[Saved data entries]
================================

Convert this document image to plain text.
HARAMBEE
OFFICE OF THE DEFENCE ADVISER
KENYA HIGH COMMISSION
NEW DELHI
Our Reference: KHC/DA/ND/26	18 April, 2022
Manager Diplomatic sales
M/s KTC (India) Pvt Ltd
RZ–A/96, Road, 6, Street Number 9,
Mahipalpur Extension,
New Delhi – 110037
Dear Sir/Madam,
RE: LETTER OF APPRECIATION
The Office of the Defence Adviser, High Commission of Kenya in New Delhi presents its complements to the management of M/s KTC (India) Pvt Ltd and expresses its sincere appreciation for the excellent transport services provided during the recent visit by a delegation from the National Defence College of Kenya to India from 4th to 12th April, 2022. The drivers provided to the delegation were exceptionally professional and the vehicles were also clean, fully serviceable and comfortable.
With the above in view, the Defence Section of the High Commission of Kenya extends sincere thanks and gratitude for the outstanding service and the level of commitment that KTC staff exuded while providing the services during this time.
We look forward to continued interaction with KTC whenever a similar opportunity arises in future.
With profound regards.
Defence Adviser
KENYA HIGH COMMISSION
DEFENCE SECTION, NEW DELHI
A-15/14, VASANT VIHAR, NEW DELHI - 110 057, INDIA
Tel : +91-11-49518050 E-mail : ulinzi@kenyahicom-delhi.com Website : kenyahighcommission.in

================================

**REQUEST**: From the entries above, return each line with the word "April" in it.

**COMPLETE ANSWER**:
Our Reference: KHC/DA/ND/26	18 April, 2022
The Office of the Defence Adviser, High Commission of Kenya in New Delhi presents its complements to the management of M/s KTC (India) Pvt Ltd and expresses its sincere appreciation for the excellent transport services provided during the recent visit by a delegation from the National Defence College of Kenya to India from 4th to 12th April, 2022. The drivers provided to the delegation were exceptionally professional and the vehicles were also clean, fully serviceable and comfortable.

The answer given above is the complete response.